[Collected data entries]
================================
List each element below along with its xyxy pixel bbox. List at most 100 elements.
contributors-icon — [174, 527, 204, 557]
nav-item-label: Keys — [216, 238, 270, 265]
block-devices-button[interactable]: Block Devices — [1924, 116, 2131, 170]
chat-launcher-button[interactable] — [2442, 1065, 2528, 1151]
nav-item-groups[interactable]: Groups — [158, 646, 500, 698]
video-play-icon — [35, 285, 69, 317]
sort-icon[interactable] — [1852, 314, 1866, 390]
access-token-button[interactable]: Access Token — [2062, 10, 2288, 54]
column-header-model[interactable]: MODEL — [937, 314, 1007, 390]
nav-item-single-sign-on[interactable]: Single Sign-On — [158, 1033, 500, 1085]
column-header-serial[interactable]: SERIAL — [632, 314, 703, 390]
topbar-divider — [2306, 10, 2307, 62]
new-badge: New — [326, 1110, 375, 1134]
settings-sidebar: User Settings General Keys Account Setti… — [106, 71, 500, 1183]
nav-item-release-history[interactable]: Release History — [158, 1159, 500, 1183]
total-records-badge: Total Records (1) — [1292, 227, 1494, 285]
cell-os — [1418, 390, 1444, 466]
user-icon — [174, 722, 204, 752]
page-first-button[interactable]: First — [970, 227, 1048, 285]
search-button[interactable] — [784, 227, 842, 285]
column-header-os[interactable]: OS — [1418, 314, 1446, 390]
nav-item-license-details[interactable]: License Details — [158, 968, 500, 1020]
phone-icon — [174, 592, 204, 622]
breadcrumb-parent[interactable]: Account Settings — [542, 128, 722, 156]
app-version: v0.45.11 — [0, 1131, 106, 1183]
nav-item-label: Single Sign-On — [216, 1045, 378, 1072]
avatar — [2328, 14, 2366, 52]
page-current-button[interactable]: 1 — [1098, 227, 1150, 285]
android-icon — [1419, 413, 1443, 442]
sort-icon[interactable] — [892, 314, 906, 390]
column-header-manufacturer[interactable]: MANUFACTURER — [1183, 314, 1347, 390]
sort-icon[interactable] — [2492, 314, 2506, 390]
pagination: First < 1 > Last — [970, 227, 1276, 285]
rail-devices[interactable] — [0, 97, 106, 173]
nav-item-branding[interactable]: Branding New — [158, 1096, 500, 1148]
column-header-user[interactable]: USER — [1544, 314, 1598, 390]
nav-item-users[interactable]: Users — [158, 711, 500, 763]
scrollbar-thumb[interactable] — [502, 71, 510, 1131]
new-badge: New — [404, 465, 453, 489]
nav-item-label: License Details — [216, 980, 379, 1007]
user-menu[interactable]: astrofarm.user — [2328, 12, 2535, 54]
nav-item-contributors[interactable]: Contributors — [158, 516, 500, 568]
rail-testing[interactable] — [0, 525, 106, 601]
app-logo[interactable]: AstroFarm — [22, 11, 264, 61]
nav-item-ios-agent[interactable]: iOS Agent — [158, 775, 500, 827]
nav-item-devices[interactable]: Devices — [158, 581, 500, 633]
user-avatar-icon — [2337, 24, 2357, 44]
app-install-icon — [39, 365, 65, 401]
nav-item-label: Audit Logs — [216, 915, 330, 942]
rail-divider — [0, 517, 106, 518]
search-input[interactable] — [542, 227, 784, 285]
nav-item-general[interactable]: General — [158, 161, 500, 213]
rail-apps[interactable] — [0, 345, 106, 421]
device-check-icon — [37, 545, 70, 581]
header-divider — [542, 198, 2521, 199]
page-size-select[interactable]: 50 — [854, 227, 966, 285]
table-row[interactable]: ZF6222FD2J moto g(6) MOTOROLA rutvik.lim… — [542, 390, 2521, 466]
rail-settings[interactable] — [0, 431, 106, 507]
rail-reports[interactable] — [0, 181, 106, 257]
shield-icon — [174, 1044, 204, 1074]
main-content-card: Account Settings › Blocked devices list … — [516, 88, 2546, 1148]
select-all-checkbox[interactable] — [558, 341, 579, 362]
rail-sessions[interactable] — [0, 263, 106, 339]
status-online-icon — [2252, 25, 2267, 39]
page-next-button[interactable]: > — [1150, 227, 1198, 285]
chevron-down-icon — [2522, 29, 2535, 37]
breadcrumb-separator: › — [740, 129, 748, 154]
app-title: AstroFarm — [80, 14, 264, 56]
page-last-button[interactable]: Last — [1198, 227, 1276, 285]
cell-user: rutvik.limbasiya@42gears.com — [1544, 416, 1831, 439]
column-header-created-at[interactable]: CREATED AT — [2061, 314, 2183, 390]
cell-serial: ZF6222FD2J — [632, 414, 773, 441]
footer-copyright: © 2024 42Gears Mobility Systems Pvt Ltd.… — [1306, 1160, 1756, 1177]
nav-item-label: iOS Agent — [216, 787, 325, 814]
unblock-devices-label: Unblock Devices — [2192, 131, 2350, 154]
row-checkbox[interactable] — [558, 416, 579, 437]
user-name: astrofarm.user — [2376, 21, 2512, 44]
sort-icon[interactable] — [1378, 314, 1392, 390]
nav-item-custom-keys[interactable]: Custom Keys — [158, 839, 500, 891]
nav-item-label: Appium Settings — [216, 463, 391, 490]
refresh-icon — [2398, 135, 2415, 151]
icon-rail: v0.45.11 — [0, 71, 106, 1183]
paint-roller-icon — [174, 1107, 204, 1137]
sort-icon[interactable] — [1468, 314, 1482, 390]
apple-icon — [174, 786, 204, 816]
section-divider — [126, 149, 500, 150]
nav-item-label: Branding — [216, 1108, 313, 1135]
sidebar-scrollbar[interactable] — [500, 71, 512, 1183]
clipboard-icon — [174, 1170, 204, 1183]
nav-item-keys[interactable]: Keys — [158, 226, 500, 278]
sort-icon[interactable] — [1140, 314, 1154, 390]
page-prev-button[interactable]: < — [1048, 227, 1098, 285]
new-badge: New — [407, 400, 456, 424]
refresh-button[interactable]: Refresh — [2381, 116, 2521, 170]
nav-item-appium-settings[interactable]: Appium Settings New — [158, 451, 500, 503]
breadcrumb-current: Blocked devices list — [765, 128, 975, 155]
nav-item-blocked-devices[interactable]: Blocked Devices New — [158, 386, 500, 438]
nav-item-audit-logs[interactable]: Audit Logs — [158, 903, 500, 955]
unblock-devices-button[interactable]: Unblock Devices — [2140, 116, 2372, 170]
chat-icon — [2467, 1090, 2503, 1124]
================================
SET PROBLEM |
In the entries, switch every "interactable" to "clickable" and leave the rest of each line as it is.

REPLY TO THE EXERCISE |
List each element below along with its xyxy pixel bbox. List at most 100 elements.
contributors-icon — [174, 527, 204, 557]
nav-item-label: Keys — [216, 238, 270, 265]
block-devices-button[clickable]: Block Devices — [1924, 116, 2131, 170]
chat-launcher-button[clickable] — [2442, 1065, 2528, 1151]
nav-item-groups[clickable]: Groups — [158, 646, 500, 698]
video-play-icon — [35, 285, 69, 317]
sort-icon[clickable] — [1852, 314, 1866, 390]
access-token-button[clickable]: Access Token — [2062, 10, 2288, 54]
column-header-model[clickable]: MODEL — [937, 314, 1007, 390]
nav-item-single-sign-on[clickable]: Single Sign-On — [158, 1033, 500, 1085]
column-header-serial[clickable]: SERIAL — [632, 314, 703, 390]
topbar-divider — [2306, 10, 2307, 62]
new-badge: New — [326, 1110, 375, 1134]
settings-sidebar: User Settings General Keys Account Setti… — [106, 71, 500, 1183]
nav-item-release-history[clickable]: Release History — [158, 1159, 500, 1183]
total-records-badge: Total Records (1) — [1292, 227, 1494, 285]
cell-os — [1418, 390, 1444, 466]
user-icon — [174, 722, 204, 752]
page-first-button[clickable]: First — [970, 227, 1048, 285]
search-button[clickable] — [784, 227, 842, 285]
column-header-os[clickable]: OS — [1418, 314, 1446, 390]
nav-item-license-details[clickable]: License Details — [158, 968, 500, 1020]
phone-icon — [174, 592, 204, 622]
breadcrumb-parent[clickable]: Account Settings — [542, 128, 722, 156]
app-version: v0.45.11 — [0, 1131, 106, 1183]
nav-item-label: Single Sign-On — [216, 1045, 378, 1072]
avatar — [2328, 14, 2366, 52]
page-current-button[clickable]: 1 — [1098, 227, 1150, 285]
android-icon — [1419, 413, 1443, 442]
sort-icon[clickable] — [892, 314, 906, 390]
column-header-manufacturer[clickable]: MANUFACTURER — [1183, 314, 1347, 390]
sort-icon[clickable] — [2492, 314, 2506, 390]
pagination: First < 1 > Last — [970, 227, 1276, 285]
rail-devices[clickable] — [0, 97, 106, 173]
nav-item-branding[clickable]: Branding New — [158, 1096, 500, 1148]
column-header-user[clickable]: USER — [1544, 314, 1598, 390]
nav-item-users[clickable]: Users — [158, 711, 500, 763]
scrollbar-thumb[clickable] — [502, 71, 510, 1131]
new-badge: New — [404, 465, 453, 489]
nav-item-label: License Details — [216, 980, 379, 1007]
user-menu[clickable]: astrofarm.user — [2328, 12, 2535, 54]
nav-item-contributors[clickable]: Contributors — [158, 516, 500, 568]
rail-testing[clickable] — [0, 525, 106, 601]
app-logo[clickable]: AstroFarm — [22, 11, 264, 61]
nav-item-ios-agent[clickable]: iOS Agent — [158, 775, 500, 827]
nav-item-devices[clickable]: Devices — [158, 581, 500, 633]
user-avatar-icon — [2337, 24, 2357, 44]
app-install-icon — [39, 365, 65, 401]
nav-item-label: Audit Logs — [216, 915, 330, 942]
rail-divider — [0, 517, 106, 518]
search-input[clickable] — [542, 227, 784, 285]
nav-item-general[clickable]: General — [158, 161, 500, 213]
rail-apps[clickable] — [0, 345, 106, 421]
device-check-icon — [37, 545, 70, 581]
header-divider — [542, 198, 2521, 199]
page-size-select[clickable]: 50 — [854, 227, 966, 285]
table-row[clickable]: ZF6222FD2J moto g(6) MOTOROLA rutvik.lim… — [542, 390, 2521, 466]
rail-settings[clickable] — [0, 431, 106, 507]
rail-reports[clickable] — [0, 181, 106, 257]
shield-icon — [174, 1044, 204, 1074]
main-content-card: Account Settings › Blocked devices list … — [516, 88, 2546, 1148]
select-all-checkbox[clickable] — [558, 341, 579, 362]
rail-sessions[clickable] — [0, 263, 106, 339]
status-online-icon — [2252, 25, 2267, 39]
page-next-button[clickable]: > — [1150, 227, 1198, 285]
chevron-down-icon — [2522, 29, 2535, 37]
breadcrumb-separator: › — [740, 129, 748, 154]
app-title: AstroFarm — [80, 14, 264, 56]
page-last-button[clickable]: Last — [1198, 227, 1276, 285]
cell-user: rutvik.limbasiya@42gears.com — [1544, 416, 1831, 439]
column-header-created-at[clickable]: CREATED AT — [2061, 314, 2183, 390]
cell-serial: ZF6222FD2J — [632, 414, 773, 441]
footer-copyright: © 2024 42Gears Mobility Systems Pvt Ltd.… — [1306, 1160, 1756, 1177]
nav-item-label: iOS Agent — [216, 787, 325, 814]
unblock-devices-label: Unblock Devices — [2192, 131, 2350, 154]
row-checkbox[clickable] — [558, 416, 579, 437]
user-name: astrofarm.user — [2376, 21, 2512, 44]
sort-icon[clickable] — [1378, 314, 1392, 390]
nav-item-custom-keys[clickable]: Custom Keys — [158, 839, 500, 891]
nav-item-label: Appium Settings — [216, 463, 391, 490]
refresh-icon — [2398, 135, 2415, 151]
icon-rail: v0.45.11 — [0, 71, 106, 1183]
paint-roller-icon — [174, 1107, 204, 1137]
sort-icon[clickable] — [1468, 314, 1482, 390]
apple-icon — [174, 786, 204, 816]
section-divider — [126, 149, 500, 150]
nav-item-label: Branding — [216, 1108, 313, 1135]
sidebar-scrollbar[clickable] — [500, 71, 512, 1183]
clipboard-icon — [174, 1170, 204, 1183]
nav-item-keys[clickable]: Keys — [158, 226, 500, 278]
sort-icon[clickable] — [1140, 314, 1154, 390]
page-prev-button[clickable]: < — [1048, 227, 1098, 285]
new-badge: New — [407, 400, 456, 424]
refresh-button[clickable]: Refresh — [2381, 116, 2521, 170]
nav-item-appium-settings[clickable]: Appium Settings New — [158, 451, 500, 503]
breadcrumb-current: Blocked devices list — [765, 128, 975, 155]
nav-item-blocked-devices[clickable]: Blocked Devices New — [158, 386, 500, 438]
nav-item-audit-logs[clickable]: Audit Logs — [158, 903, 500, 955]
unblock-devices-button[clickable]: Unblock Devices — [2140, 116, 2372, 170]
chat-icon — [2467, 1090, 2503, 1124]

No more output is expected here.